[DO THIS]: Output the records exactly. Include every line.

[EXTRACTED INFORMATION]:
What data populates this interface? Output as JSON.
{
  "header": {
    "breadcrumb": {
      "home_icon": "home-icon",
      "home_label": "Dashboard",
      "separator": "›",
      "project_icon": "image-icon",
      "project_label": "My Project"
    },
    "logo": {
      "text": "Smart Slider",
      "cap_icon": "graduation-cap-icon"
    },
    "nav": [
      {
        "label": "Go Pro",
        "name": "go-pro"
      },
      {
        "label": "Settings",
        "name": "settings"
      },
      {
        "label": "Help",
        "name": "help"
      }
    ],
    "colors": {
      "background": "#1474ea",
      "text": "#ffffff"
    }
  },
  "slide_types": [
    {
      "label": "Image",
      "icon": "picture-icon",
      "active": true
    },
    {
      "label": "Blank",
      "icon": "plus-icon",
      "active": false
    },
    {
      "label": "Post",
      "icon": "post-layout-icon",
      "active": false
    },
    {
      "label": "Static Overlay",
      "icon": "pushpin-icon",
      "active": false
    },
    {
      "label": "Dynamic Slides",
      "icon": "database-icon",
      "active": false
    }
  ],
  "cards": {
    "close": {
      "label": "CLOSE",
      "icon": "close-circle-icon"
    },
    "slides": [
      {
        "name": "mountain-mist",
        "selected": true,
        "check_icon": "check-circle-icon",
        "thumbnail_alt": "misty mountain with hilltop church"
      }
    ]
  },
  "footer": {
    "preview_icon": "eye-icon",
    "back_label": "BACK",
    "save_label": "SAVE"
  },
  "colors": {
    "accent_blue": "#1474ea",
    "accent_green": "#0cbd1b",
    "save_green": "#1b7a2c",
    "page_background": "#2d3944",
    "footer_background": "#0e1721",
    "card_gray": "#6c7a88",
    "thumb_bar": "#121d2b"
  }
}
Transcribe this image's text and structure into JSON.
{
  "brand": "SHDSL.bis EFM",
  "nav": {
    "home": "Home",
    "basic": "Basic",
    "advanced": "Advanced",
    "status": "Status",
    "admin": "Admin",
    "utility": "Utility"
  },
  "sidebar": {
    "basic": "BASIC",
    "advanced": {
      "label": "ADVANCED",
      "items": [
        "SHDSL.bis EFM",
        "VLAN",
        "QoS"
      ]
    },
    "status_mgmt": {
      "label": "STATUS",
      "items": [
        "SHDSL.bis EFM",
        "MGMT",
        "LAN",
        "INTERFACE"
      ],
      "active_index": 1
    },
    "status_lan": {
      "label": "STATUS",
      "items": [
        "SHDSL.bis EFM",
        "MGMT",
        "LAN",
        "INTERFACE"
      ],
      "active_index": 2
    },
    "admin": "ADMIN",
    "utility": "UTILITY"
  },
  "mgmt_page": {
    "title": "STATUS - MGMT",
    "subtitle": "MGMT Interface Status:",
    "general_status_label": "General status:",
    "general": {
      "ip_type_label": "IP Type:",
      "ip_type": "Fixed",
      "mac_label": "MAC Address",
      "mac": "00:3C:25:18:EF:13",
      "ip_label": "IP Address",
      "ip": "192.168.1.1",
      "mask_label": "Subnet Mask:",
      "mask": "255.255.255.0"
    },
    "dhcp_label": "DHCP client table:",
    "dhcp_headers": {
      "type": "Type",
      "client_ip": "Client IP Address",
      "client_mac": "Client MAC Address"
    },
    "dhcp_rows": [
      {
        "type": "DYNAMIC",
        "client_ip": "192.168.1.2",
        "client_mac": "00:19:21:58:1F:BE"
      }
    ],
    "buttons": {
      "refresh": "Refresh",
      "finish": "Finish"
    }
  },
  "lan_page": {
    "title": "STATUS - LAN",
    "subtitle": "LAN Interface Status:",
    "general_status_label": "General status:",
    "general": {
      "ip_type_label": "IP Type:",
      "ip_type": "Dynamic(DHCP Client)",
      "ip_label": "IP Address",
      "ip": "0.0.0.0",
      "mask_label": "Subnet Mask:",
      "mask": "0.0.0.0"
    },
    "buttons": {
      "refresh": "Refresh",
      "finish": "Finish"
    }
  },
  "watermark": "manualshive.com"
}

[ANSWER IN FULL]:
What data populates this interface? Output as JSON.
{
  "header": {
    "breadcrumb": {
      "home_icon": "home-icon",
      "home_label": "Dashboard",
      "separator": "›",
      "project_icon": "image-icon",
      "project_label": "My Project"
    },
    "logo": {
      "text": "Smart Slider",
      "cap_icon": "graduation-cap-icon"
    },
    "nav": [
      {
        "label": "Go Pro",
        "name": "go-pro"
      },
      {
        "label": "Settings",
        "name": "settings"
      },
      {
        "label": "Help",
        "name": "help"
      }
    ],
    "colors": {
      "background": "#1474ea",
      "text": "#ffffff"
    }
  },
  "slide_types": [
    {
      "label": "Image",
      "icon": "picture-icon",
      "active": true
    },
    {
      "label": "Blank",
      "icon": "plus-icon",
      "active": false
    },
    {
      "label": "Post",
      "icon": "post-layout-icon",
      "active": false
    },
    {
      "label": "Static Overlay",
      "icon": "pushpin-icon",
      "active": false
    },
    {
      "label": "Dynamic Slides",
      "icon": "database-icon",
      "active": false
    }
  ],
  "cards": {
    "close": {
      "label": "CLOSE",
      "icon": "close-circle-icon"
    },
    "slides": [
      {
        "name": "mountain-mist",
        "selected": true,
        "check_icon": "check-circle-icon",
        "thumbnail_alt": "misty mountain with hilltop church"
      }
    ]
  },
  "footer": {
    "preview_icon": "eye-icon",
    "back_label": "BACK",
    "save_label": "SAVE"
  },
  "colors": {
    "accent_blue": "#1474ea",
    "accent_green": "#0cbd1b",
    "save_green": "#1b7a2c",
    "page_background": "#2d3944",
    "footer_background": "#0e1721",
    "card_gray": "#6c7a88",
    "thumb_bar": "#121d2b"
  }
}
Transcribe this image's text and structure into JSON.
{
  "brand": "SHDSL.bis EFM",
  "nav": {
    "home": "Home",
    "basic": "Basic",
    "advanced": "Advanced",
    "status": "Status",
    "admin": "Admin",
    "utility": "Utility"
  },
  "sidebar": {
    "basic": "BASIC",
    "advanced": {
      "label": "ADVANCED",
      "items": [
        "SHDSL.bis EFM",
        "VLAN",
        "QoS"
      ]
    },
    "status_mgmt": {
      "label": "STATUS",
      "items": [
        "SHDSL.bis EFM",
        "MGMT",
        "LAN",
        "INTERFACE"
      ],
      "active_index": 1
    },
    "status_lan": {
      "label": "STATUS",
      "items": [
        "SHDSL.bis EFM",
        "MGMT",
        "LAN",
        "INTERFACE"
      ],
      "active_index": 2
    },
    "admin": "ADMIN",
    "utility": "UTILITY"
  },
  "mgmt_page": {
    "title": "STATUS - MGMT",
    "subtitle": "MGMT Interface Status:",
    "general_status_label": "General status:",
    "general": {
      "ip_type_label": "IP Type:",
      "ip_type": "Fixed",
      "mac_label": "MAC Address",
      "mac": "00:3C:25:18:EF:13",
      "ip_label": "IP Address",
      "ip": "192.168.1.1",
      "mask_label": "Subnet Mask:",
      "mask": "255.255.255.0"
    },
    "dhcp_label": "DHCP client table:",
    "dhcp_headers": {
      "type": "Type",
      "client_ip": "Client IP Address",
      "client_mac": "Client MAC Address"
    },
    "dhcp_rows": [
      {
        "type": "DYNAMIC",
        "client_ip": "192.168.1.2",
        "client_mac": "00:19:21:58:1F:BE"
      }
    ],
    "buttons": {
      "refresh": "Refresh",
      "finish": "Finish"
    }
  },
  "lan_page": {
    "title": "STATUS - LAN",
    "subtitle": "LAN Interface Status:",
    "general_status_label": "General status:",
    "general": {
      "ip_type_label": "IP Type:",
      "ip_type": "Dynamic(DHCP Client)",
      "ip_label": "IP Address",
      "ip": "0.0.0.0",
      "mask_label": "Subnet Mask:",
      "mask": "0.0.0.0"
    },
    "buttons": {
      "refresh": "Refresh",
      "finish": "Finish"
    }
  },
  "watermark": "manualshive.com"
}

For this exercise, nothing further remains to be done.